- _PROBLEM_
Copy each line of the data below with the word "States".

=== DATA EXCERPTS ===

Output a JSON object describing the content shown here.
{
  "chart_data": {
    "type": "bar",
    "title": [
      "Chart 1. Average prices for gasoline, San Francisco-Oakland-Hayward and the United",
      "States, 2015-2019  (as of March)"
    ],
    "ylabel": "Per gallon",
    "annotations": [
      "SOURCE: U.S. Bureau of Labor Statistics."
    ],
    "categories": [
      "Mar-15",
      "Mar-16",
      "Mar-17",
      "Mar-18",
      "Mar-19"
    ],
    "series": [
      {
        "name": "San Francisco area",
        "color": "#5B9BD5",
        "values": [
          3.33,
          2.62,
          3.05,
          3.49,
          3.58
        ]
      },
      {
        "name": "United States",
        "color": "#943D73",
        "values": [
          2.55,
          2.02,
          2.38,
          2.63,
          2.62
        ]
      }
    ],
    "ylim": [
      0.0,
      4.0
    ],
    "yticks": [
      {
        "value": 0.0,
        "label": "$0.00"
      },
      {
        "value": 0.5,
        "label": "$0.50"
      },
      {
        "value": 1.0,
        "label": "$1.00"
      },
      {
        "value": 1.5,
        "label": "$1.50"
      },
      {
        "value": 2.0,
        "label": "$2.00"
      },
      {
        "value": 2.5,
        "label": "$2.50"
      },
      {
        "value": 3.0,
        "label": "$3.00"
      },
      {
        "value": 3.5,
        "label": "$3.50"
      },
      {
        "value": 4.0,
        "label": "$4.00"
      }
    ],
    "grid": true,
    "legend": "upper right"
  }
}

===
=== DATA EXCERPTS ===

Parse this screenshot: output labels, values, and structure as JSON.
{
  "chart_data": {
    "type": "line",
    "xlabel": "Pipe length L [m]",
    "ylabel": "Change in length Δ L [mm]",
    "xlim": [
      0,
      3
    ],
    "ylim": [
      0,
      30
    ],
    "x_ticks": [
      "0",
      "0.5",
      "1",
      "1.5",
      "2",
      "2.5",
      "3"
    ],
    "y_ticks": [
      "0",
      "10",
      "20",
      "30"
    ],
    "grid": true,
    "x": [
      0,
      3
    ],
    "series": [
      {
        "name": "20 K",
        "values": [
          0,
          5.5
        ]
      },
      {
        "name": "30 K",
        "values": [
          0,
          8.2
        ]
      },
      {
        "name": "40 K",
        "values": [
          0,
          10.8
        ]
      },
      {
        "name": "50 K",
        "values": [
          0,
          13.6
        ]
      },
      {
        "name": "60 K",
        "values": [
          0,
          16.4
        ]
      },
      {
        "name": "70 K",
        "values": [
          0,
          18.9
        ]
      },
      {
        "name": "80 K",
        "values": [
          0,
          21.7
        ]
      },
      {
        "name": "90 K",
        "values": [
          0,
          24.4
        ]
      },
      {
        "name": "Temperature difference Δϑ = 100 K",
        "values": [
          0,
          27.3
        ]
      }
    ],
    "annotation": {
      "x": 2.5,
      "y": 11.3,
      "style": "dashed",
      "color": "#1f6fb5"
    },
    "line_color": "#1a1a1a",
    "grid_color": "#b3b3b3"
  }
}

===

- _EXERCISE OUTPUT_
      "States, 2015-2019  (as of March)"
        "name": "United States",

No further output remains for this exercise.